* DATA FOR THIS EXERCISE:
════════════════════

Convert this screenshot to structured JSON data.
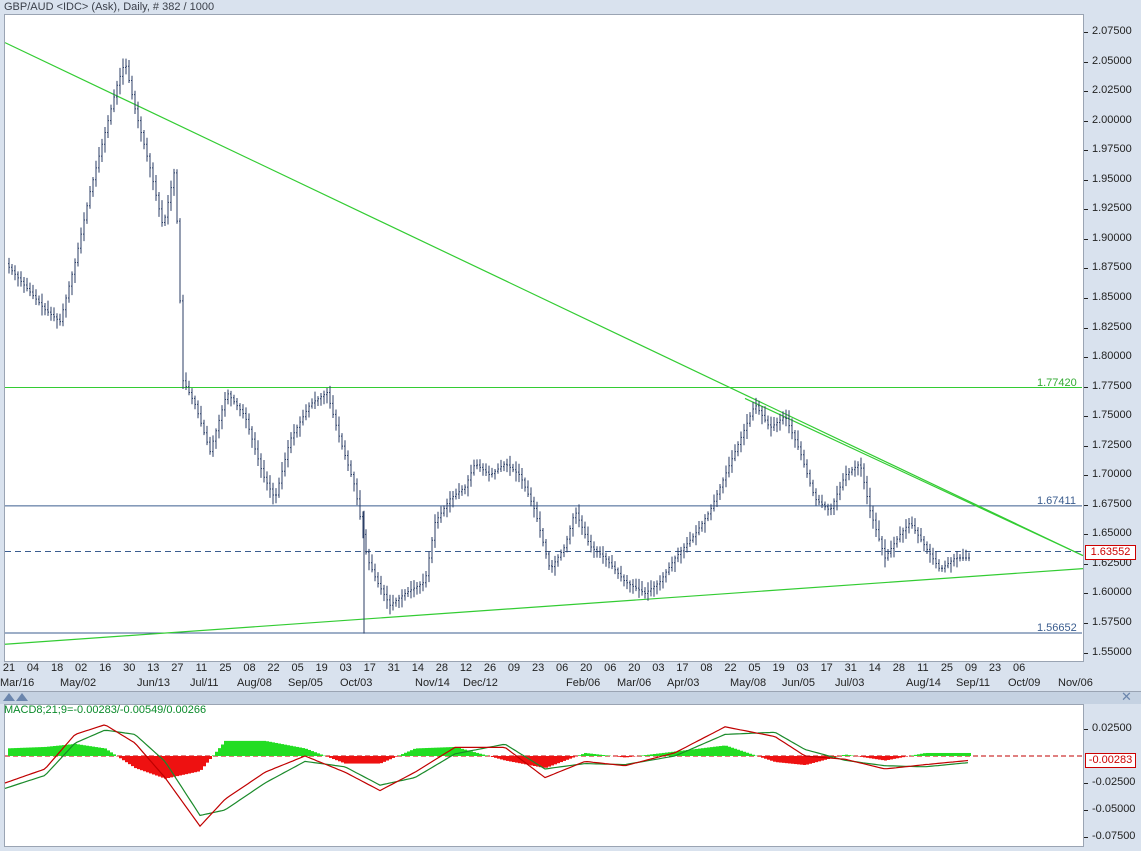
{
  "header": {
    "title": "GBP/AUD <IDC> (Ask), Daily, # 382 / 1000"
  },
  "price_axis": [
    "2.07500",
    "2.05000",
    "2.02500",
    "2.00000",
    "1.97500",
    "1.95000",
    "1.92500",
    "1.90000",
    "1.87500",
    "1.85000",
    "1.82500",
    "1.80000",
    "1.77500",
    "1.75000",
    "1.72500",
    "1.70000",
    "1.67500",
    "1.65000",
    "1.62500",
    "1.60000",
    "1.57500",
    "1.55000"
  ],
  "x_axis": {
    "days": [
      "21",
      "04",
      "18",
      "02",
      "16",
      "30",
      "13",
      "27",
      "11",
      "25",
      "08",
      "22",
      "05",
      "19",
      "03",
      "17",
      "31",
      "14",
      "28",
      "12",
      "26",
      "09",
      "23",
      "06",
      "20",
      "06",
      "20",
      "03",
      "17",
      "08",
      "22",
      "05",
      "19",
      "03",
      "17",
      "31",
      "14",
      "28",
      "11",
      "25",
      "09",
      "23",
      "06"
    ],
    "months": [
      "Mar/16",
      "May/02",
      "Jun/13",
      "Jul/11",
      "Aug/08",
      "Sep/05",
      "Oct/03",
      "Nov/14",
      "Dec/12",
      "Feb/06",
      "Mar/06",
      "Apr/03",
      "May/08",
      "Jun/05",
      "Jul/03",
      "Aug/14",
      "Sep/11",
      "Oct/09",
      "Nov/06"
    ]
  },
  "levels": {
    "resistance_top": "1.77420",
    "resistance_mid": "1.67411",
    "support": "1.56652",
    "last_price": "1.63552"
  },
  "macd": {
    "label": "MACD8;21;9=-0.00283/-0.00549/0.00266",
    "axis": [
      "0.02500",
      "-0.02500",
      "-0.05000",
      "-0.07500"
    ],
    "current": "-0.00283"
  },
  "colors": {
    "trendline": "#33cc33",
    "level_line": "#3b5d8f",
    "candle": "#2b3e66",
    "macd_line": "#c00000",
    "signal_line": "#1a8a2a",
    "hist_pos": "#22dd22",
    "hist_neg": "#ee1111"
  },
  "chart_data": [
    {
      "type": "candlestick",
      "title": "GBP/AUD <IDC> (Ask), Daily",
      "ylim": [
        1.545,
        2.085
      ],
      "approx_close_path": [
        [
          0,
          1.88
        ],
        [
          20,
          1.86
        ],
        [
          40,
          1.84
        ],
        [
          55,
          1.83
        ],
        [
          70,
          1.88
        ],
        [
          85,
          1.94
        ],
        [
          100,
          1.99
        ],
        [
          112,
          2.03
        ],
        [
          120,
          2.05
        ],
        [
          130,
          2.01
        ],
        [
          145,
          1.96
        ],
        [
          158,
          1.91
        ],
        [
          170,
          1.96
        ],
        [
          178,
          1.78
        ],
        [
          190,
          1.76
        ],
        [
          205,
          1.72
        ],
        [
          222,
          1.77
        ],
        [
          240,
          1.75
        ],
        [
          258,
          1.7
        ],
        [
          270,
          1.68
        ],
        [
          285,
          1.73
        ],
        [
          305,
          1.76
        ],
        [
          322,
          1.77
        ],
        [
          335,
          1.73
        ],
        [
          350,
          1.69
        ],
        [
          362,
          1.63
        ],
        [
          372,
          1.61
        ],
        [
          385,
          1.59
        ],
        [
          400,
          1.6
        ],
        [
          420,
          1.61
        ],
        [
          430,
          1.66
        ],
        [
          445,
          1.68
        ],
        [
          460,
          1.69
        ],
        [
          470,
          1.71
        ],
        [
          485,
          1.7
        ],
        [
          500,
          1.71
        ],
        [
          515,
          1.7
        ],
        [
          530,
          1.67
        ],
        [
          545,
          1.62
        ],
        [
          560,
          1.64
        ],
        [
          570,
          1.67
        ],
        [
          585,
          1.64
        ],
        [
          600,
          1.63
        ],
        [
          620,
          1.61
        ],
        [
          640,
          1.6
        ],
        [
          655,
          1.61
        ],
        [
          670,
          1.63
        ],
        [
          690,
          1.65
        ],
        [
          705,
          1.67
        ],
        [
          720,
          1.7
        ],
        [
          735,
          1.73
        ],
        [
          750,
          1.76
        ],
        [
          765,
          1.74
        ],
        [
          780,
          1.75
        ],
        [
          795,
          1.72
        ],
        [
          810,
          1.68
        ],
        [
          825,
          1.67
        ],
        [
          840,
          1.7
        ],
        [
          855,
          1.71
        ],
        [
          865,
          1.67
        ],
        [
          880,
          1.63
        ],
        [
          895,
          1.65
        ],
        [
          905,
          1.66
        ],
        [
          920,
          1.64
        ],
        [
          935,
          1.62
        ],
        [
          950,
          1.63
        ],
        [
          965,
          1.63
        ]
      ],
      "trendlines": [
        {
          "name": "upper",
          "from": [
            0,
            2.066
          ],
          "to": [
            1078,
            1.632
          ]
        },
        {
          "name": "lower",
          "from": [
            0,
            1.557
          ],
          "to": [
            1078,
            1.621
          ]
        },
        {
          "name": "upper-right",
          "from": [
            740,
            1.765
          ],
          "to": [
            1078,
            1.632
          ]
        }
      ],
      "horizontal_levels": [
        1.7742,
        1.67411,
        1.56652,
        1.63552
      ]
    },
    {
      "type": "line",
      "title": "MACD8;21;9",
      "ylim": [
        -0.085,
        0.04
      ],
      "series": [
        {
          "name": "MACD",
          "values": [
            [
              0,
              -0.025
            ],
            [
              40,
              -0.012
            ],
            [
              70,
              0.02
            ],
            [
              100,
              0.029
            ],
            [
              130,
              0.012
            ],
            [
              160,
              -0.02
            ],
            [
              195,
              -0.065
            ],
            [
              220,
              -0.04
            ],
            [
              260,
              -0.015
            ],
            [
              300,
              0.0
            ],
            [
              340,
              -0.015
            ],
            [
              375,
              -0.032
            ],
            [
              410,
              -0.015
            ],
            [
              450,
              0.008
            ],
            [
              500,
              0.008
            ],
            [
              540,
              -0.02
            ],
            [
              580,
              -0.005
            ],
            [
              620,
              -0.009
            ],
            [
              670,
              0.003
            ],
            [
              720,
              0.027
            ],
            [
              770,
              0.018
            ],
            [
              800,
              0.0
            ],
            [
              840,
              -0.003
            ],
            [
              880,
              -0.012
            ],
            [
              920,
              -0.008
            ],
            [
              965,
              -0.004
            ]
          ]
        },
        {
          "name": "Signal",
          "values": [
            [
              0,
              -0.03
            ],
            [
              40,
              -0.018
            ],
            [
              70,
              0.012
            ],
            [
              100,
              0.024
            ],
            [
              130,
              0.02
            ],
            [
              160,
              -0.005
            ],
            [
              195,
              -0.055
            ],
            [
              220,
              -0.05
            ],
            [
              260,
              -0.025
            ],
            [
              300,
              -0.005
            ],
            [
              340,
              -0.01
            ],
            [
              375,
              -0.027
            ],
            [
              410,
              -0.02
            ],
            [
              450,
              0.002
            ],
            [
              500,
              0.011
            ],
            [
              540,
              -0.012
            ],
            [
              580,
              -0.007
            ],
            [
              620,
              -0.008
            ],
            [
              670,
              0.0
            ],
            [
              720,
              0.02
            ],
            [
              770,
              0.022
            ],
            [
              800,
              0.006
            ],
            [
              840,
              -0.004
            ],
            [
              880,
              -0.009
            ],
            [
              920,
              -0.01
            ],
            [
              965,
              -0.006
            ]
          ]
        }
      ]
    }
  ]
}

════════════════════

* EXERCISE: Retype the records exactly. Any image in them should not appear in what you write.

* EXERCISE RESULT:
Convert this screenshot to structured JSON data.
{
  "header": {
    "title": "GBP/AUD <IDC> (Ask), Daily, # 382 / 1000"
  },
  "price_axis": [
    "2.07500",
    "2.05000",
    "2.02500",
    "2.00000",
    "1.97500",
    "1.95000",
    "1.92500",
    "1.90000",
    "1.87500",
    "1.85000",
    "1.82500",
    "1.80000",
    "1.77500",
    "1.75000",
    "1.72500",
    "1.70000",
    "1.67500",
    "1.65000",
    "1.62500",
    "1.60000",
    "1.57500",
    "1.55000"
  ],
  "x_axis": {
    "days": [
      "21",
      "04",
      "18",
      "02",
      "16",
      "30",
      "13",
      "27",
      "11",
      "25",
      "08",
      "22",
      "05",
      "19",
      "03",
      "17",
      "31",
      "14",
      "28",
      "12",
      "26",
      "09",
      "23",
      "06",
      "20",
      "06",
      "20",
      "03",
      "17",
      "08",
      "22",
      "05",
      "19",
      "03",
      "17",
      "31",
      "14",
      "28",
      "11",
      "25",
      "09",
      "23",
      "06"
    ],
    "months": [
      "Mar/16",
      "May/02",
      "Jun/13",
      "Jul/11",
      "Aug/08",
      "Sep/05",
      "Oct/03",
      "Nov/14",
      "Dec/12",
      "Feb/06",
      "Mar/06",
      "Apr/03",
      "May/08",
      "Jun/05",
      "Jul/03",
      "Aug/14",
      "Sep/11",
      "Oct/09",
      "Nov/06"
    ]
  },
  "levels": {
    "resistance_top": "1.77420",
    "resistance_mid": "1.67411",
    "support": "1.56652",
    "last_price": "1.63552"
  },
  "macd": {
    "label": "MACD8;21;9=-0.00283/-0.00549/0.00266",
    "axis": [
      "0.02500",
      "-0.02500",
      "-0.05000",
      "-0.07500"
    ],
    "current": "-0.00283"
  },
  "colors": {
    "trendline": "#33cc33",
    "level_line": "#3b5d8f",
    "candle": "#2b3e66",
    "macd_line": "#c00000",
    "signal_line": "#1a8a2a",
    "hist_pos": "#22dd22",
    "hist_neg": "#ee1111"
  },
  "chart_data": [
    {
      "type": "candlestick",
      "title": "GBP/AUD <IDC> (Ask), Daily",
      "ylim": [
        1.545,
        2.085
      ],
      "approx_close_path": [
        [
          0,
          1.88
        ],
        [
          20,
          1.86
        ],
        [
          40,
          1.84
        ],
        [
          55,
          1.83
        ],
        [
          70,
          1.88
        ],
        [
          85,
          1.94
        ],
        [
          100,
          1.99
        ],
        [
          112,
          2.03
        ],
        [
          120,
          2.05
        ],
        [
          130,
          2.01
        ],
        [
          145,
          1.96
        ],
        [
          158,
          1.91
        ],
        [
          170,
          1.96
        ],
        [
          178,
          1.78
        ],
        [
          190,
          1.76
        ],
        [
          205,
          1.72
        ],
        [
          222,
          1.77
        ],
        [
          240,
          1.75
        ],
        [
          258,
          1.7
        ],
        [
          270,
          1.68
        ],
        [
          285,
          1.73
        ],
        [
          305,
          1.76
        ],
        [
          322,
          1.77
        ],
        [
          335,
          1.73
        ],
        [
          350,
          1.69
        ],
        [
          362,
          1.63
        ],
        [
          372,
          1.61
        ],
        [
          385,
          1.59
        ],
        [
          400,
          1.6
        ],
        [
          420,
          1.61
        ],
        [
          430,
          1.66
        ],
        [
          445,
          1.68
        ],
        [
          460,
          1.69
        ],
        [
          470,
          1.71
        ],
        [
          485,
          1.7
        ],
        [
          500,
          1.71
        ],
        [
          515,
          1.7
        ],
        [
          530,
          1.67
        ],
        [
          545,
          1.62
        ],
        [
          560,
          1.64
        ],
        [
          570,
          1.67
        ],
        [
          585,
          1.64
        ],
        [
          600,
          1.63
        ],
        [
          620,
          1.61
        ],
        [
          640,
          1.6
        ],
        [
          655,
          1.61
        ],
        [
          670,
          1.63
        ],
        [
          690,
          1.65
        ],
        [
          705,
          1.67
        ],
        [
          720,
          1.7
        ],
        [
          735,
          1.73
        ],
        [
          750,
          1.76
        ],
        [
          765,
          1.74
        ],
        [
          780,
          1.75
        ],
        [
          795,
          1.72
        ],
        [
          810,
          1.68
        ],
        [
          825,
          1.67
        ],
        [
          840,
          1.7
        ],
        [
          855,
          1.71
        ],
        [
          865,
          1.67
        ],
        [
          880,
          1.63
        ],
        [
          895,
          1.65
        ],
        [
          905,
          1.66
        ],
        [
          920,
          1.64
        ],
        [
          935,
          1.62
        ],
        [
          950,
          1.63
        ],
        [
          965,
          1.63
        ]
      ],
      "trendlines": [
        {
          "name": "upper",
          "from": [
            0,
            2.066
          ],
          "to": [
            1078,
            1.632
          ]
        },
        {
          "name": "lower",
          "from": [
            0,
            1.557
          ],
          "to": [
            1078,
            1.621
          ]
        },
        {
          "name": "upper-right",
          "from": [
            740,
            1.765
          ],
          "to": [
            1078,
            1.632
          ]
        }
      ],
      "horizontal_levels": [
        1.7742,
        1.67411,
        1.56652,
        1.63552
      ]
    },
    {
      "type": "line",
      "title": "MACD8;21;9",
      "ylim": [
        -0.085,
        0.04
      ],
      "series": [
        {
          "name": "MACD",
          "values": [
            [
              0,
              -0.025
            ],
            [
              40,
              -0.012
            ],
            [
              70,
              0.02
            ],
            [
              100,
              0.029
            ],
            [
              130,
              0.012
            ],
            [
              160,
              -0.02
            ],
            [
              195,
              -0.065
            ],
            [
              220,
              -0.04
            ],
            [
              260,
              -0.015
            ],
            [
              300,
              0.0
            ],
            [
              340,
              -0.015
            ],
            [
              375,
              -0.032
            ],
            [
              410,
              -0.015
            ],
            [
              450,
              0.008
            ],
            [
              500,
              0.008
            ],
            [
              540,
              -0.02
            ],
            [
              580,
              -0.005
            ],
            [
              620,
              -0.009
            ],
            [
              670,
              0.003
            ],
            [
              720,
              0.027
            ],
            [
              770,
              0.018
            ],
            [
              800,
              0.0
            ],
            [
              840,
              -0.003
            ],
            [
              880,
              -0.012
            ],
            [
              920,
              -0.008
            ],
            [
              965,
              -0.004
            ]
          ]
        },
        {
          "name": "Signal",
          "values": [
            [
              0,
              -0.03
            ],
            [
              40,
              -0.018
            ],
            [
              70,
              0.012
            ],
            [
              100,
              0.024
            ],
            [
              130,
              0.02
            ],
            [
              160,
              -0.005
            ],
            [
              195,
              -0.055
            ],
            [
              220,
              -0.05
            ],
            [
              260,
              -0.025
            ],
            [
              300,
              -0.005
            ],
            [
              340,
              -0.01
            ],
            [
              375,
              -0.027
            ],
            [
              410,
              -0.02
            ],
            [
              450,
              0.002
            ],
            [
              500,
              0.011
            ],
            [
              540,
              -0.012
            ],
            [
              580,
              -0.007
            ],
            [
              620,
              -0.008
            ],
            [
              670,
              0.0
            ],
            [
              720,
              0.02
            ],
            [
              770,
              0.022
            ],
            [
              800,
              0.006
            ],
            [
              840,
              -0.004
            ],
            [
              880,
              -0.009
            ],
            [
              920,
              -0.01
            ],
            [
              965,
              -0.006
            ]
          ]
        }
      ]
    }
  ]
}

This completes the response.